YOUR OBJECTIVE: Render the records from their beginning through the line containing "title-line-2: технологический надзор", both ends included, as a JSON list of strings with one string per line and blank lines omitted.

[Data extracted from a collection]

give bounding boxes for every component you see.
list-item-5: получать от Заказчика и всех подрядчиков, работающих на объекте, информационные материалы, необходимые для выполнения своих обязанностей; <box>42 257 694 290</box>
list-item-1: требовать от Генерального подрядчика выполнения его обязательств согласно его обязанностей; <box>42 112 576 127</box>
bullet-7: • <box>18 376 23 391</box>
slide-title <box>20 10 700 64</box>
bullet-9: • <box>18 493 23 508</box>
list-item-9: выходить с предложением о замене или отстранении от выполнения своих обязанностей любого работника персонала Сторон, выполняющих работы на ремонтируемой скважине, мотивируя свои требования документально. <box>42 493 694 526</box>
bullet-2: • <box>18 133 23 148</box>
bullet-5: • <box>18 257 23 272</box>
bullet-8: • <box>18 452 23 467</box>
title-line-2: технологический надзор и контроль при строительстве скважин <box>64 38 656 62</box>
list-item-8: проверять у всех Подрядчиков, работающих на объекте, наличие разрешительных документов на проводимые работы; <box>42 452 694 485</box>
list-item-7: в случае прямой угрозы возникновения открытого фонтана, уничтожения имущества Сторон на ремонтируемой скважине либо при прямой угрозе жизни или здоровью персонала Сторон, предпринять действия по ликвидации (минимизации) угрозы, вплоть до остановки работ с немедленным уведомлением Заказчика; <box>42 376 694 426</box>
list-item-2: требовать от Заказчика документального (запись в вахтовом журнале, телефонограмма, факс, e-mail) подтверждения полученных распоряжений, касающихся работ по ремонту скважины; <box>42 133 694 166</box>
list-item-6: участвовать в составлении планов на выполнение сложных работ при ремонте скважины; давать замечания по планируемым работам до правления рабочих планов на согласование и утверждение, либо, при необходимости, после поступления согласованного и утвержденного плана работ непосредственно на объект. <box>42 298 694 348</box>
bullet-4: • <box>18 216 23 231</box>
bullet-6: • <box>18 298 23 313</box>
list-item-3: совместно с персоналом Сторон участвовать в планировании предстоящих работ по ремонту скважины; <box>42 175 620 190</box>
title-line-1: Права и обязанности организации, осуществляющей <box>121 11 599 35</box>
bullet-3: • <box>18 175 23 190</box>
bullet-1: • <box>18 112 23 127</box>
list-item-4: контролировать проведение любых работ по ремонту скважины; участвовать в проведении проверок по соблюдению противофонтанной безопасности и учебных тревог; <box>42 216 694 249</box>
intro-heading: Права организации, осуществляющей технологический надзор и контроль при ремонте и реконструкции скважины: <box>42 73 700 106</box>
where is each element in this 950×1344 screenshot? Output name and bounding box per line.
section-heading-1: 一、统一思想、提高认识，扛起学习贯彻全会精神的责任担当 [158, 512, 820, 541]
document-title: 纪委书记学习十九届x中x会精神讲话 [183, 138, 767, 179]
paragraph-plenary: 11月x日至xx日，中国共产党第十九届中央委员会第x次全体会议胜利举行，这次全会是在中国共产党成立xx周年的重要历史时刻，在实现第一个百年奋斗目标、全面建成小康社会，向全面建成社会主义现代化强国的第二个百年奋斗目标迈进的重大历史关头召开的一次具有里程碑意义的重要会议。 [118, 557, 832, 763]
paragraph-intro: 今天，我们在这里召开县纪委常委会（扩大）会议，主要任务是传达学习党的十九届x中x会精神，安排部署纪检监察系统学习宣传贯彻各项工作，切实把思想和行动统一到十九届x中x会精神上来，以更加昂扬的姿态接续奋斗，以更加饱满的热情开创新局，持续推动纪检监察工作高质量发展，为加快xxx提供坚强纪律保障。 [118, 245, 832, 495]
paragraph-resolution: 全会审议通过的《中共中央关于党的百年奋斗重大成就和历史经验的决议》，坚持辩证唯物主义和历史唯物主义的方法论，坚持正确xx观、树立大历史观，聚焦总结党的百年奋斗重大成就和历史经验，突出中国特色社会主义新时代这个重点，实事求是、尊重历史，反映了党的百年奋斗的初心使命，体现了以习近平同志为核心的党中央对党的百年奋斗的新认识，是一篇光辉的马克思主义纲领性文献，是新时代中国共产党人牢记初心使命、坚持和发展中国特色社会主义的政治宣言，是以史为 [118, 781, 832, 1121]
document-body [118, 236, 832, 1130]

EXERCISE RESULT:
[
  "give bounding boxes for every component you see.",
  "list-item-5: получать от Заказчика и всех подрядчиков, работающих на объекте, информационные материалы, необходимые для выполнения своих обязанностей; <box>42 257 694 290</box>",
  "list-item-1: требовать от Генерального подрядчика выполнения его обязательств согласно его обязанностей; <box>42 112 576 127</box>",
  "bullet-7: • <box>18 376 23 391</box>",
  "slide-title <box>20 10 700 64</box>",
  "bullet-9: • <box>18 493 23 508</box>",
  "list-item-9: выходить с предложением о замене или отстранении от выполнения своих обязанностей любого работника персонала Сторон, выполняющих работы на ремонтируемой скважине, мотивируя свои требования документально. <box>42 493 694 526</box>",
  "bullet-2: • <box>18 133 23 148</box>",
  "bullet-5: • <box>18 257 23 272</box>",
  "bullet-8: • <box>18 452 23 467</box>",
  "title-line-2: технологический надзор и контроль при строительстве скважин <box>64 38 656 62</box>"
]